Dataset rows
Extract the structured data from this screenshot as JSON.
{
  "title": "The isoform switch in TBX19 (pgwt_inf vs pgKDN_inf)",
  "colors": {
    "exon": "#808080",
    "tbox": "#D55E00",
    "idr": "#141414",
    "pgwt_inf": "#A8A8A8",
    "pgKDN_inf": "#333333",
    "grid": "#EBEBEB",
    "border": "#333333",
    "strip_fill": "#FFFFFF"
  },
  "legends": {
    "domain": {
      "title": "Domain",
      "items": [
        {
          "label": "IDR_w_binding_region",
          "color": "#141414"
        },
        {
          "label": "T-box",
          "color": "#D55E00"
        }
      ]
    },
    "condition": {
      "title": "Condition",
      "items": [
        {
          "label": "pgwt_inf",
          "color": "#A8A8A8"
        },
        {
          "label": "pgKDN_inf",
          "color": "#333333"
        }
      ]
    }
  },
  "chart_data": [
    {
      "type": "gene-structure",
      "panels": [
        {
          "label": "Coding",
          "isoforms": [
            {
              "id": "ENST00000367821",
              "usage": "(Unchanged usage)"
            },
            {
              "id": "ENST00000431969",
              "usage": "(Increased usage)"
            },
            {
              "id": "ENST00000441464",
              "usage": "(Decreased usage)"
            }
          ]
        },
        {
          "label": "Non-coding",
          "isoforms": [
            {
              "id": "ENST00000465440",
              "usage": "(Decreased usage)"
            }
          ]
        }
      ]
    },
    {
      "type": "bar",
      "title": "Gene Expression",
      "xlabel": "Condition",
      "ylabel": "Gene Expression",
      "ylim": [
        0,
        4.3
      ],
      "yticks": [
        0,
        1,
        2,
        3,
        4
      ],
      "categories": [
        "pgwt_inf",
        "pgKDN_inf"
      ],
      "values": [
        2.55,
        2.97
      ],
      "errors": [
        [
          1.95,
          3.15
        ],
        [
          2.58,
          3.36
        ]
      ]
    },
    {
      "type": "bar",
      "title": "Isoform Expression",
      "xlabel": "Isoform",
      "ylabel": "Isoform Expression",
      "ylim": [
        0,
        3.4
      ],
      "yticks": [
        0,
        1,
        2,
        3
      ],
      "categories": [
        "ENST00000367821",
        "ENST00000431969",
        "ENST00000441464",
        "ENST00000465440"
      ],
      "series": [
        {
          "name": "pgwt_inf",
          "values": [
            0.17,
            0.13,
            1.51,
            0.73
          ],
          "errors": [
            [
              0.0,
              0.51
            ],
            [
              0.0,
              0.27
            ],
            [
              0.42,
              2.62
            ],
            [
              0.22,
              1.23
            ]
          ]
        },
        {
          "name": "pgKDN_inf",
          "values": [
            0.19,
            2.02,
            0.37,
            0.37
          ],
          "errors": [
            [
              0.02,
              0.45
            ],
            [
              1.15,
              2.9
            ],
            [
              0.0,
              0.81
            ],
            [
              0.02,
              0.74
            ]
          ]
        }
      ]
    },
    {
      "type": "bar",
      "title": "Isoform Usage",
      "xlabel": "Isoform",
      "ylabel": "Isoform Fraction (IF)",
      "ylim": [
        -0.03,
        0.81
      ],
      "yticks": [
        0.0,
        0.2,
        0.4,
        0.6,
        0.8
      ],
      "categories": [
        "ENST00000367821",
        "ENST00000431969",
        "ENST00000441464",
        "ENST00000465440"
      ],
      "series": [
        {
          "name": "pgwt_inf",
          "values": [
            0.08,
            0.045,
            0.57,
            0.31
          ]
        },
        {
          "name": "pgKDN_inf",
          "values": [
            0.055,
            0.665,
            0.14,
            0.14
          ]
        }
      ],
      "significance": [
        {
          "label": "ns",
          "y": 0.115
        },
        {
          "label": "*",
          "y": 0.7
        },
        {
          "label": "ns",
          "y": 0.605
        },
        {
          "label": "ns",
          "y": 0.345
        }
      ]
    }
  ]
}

= Task details =
Copy every line from the records above that contains the word "title".

= Correct result =
  "title": "The isoform switch in TBX19 (pgwt_inf vs pgKDN_inf)",
      "title": "Domain",
      "title": "Condition",
      "title": "Gene Expression",
      "title": "Isoform Expression",
      "title": "Isoform Usage",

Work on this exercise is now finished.